The problem:
Retype each record shown below, leaving every character as it is.

[Entries from a dataset]
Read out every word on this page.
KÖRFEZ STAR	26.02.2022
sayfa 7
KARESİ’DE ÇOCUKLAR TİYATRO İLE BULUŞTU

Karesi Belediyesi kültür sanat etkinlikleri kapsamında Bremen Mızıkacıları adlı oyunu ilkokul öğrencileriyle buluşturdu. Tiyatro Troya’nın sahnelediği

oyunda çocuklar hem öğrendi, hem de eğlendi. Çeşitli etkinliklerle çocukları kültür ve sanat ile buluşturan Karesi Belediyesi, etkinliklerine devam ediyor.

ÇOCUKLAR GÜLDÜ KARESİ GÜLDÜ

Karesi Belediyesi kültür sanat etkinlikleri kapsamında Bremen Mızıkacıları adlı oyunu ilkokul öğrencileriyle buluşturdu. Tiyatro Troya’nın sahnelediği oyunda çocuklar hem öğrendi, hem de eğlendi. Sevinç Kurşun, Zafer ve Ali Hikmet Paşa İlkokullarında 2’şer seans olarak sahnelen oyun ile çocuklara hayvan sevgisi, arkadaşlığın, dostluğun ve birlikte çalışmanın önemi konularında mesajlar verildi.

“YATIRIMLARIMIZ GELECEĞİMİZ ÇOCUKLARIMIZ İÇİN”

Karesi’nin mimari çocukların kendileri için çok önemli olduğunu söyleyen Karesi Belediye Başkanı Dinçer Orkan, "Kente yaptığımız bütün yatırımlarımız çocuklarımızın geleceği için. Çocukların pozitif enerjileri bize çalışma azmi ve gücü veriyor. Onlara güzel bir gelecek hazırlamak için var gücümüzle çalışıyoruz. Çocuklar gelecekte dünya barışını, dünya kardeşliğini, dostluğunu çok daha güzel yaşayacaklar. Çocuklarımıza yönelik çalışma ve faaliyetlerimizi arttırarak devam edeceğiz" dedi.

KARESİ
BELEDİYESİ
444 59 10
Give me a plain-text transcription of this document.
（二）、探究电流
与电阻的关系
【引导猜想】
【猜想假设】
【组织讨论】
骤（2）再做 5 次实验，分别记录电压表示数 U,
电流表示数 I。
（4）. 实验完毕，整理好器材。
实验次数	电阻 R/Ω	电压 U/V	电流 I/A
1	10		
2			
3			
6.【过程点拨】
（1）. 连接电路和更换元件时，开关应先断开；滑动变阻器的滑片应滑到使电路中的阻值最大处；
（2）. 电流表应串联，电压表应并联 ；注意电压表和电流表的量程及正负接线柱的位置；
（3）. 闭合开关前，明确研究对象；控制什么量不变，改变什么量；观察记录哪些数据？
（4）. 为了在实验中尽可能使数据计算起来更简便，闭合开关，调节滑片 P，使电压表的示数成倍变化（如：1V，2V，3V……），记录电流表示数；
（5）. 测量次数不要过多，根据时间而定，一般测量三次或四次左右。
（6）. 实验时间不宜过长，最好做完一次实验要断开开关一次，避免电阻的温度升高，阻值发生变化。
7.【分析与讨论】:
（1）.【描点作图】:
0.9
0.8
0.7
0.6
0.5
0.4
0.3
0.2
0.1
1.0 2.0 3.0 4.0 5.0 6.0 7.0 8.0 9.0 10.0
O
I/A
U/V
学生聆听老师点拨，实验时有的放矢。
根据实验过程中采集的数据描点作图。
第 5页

Output of the exercise:
Read out every word on this page.
KÖRFEZ STAR	26.02.2022
sayfa 7
KARESİ’DE ÇOCUKLAR TİYATRO İLE BULUŞTU

Karesi Belediyesi kültür sanat etkinlikleri kapsamında Bremen Mızıkacıları adlı oyunu ilkokul öğrencileriyle buluşturdu. Tiyatro Troya’nın sahnelediği

oyunda çocuklar hem öğrendi, hem de eğlendi. Çeşitli etkinliklerle çocukları kültür ve sanat ile buluşturan Karesi Belediyesi, etkinliklerine devam ediyor.

ÇOCUKLAR GÜLDÜ KARESİ GÜLDÜ

Karesi Belediyesi kültür sanat etkinlikleri kapsamında Bremen Mızıkacıları adlı oyunu ilkokul öğrencileriyle buluşturdu. Tiyatro Troya’nın sahnelediği oyunda çocuklar hem öğrendi, hem de eğlendi. Sevinç Kurşun, Zafer ve Ali Hikmet Paşa İlkokullarında 2’şer seans olarak sahnelen oyun ile çocuklara hayvan sevgisi, arkadaşlığın, dostluğun ve birlikte çalışmanın önemi konularında mesajlar verildi.

“YATIRIMLARIMIZ GELECEĞİMİZ ÇOCUKLARIMIZ İÇİN”

Karesi’nin mimari çocukların kendileri için çok önemli olduğunu söyleyen Karesi Belediye Başkanı Dinçer Orkan, "Kente yaptığımız bütün yatırımlarımız çocuklarımızın geleceği için. Çocukların pozitif enerjileri bize çalışma azmi ve gücü veriyor. Onlara güzel bir gelecek hazırlamak için var gücümüzle çalışıyoruz. Çocuklar gelecekte dünya barışını, dünya kardeşliğini, dostluğunu çok daha güzel yaşayacaklar. Çocuklarımıza yönelik çalışma ve faaliyetlerimizi arttırarak devam edeceğiz" dedi.

KARESİ
BELEDİYESİ
444 59 10
Give me a plain-text transcription of this document.
（二）、探究电流
与电阻的关系
【引导猜想】
【猜想假设】
【组织讨论】
骤（2）再做 5 次实验，分别记录电压表示数 U,
电流表示数 I。
（4）. 实验完毕，整理好器材。
实验次数	电阻 R/Ω	电压 U/V	电流 I/A
1	10		
2			
3			
6.【过程点拨】
（1）. 连接电路和更换元件时，开关应先断开；滑动变阻器的滑片应滑到使电路中的阻值最大处；
（2）. 电流表应串联，电压表应并联 ；注意电压表和电流表的量程及正负接线柱的位置；
（3）. 闭合开关前，明确研究对象；控制什么量不变，改变什么量；观察记录哪些数据？
（4）. 为了在实验中尽可能使数据计算起来更简便，闭合开关，调节滑片 P，使电压表的示数成倍变化（如：1V，2V，3V……），记录电流表示数；
（5）. 测量次数不要过多，根据时间而定，一般测量三次或四次左右。
（6）. 实验时间不宜过长，最好做完一次实验要断开开关一次，避免电阻的温度升高，阻值发生变化。
7.【分析与讨论】:
（1）.【描点作图】:
0.9
0.8
0.7
0.6
0.5
0.4
0.3
0.2
0.1
1.0 2.0 3.0 4.0 5.0 6.0 7.0 8.0 9.0 10.0
O
I/A
U/V
学生聆听老师点拨，实验时有的放矢。
根据实验过程中采集的数据描点作图。
第 5页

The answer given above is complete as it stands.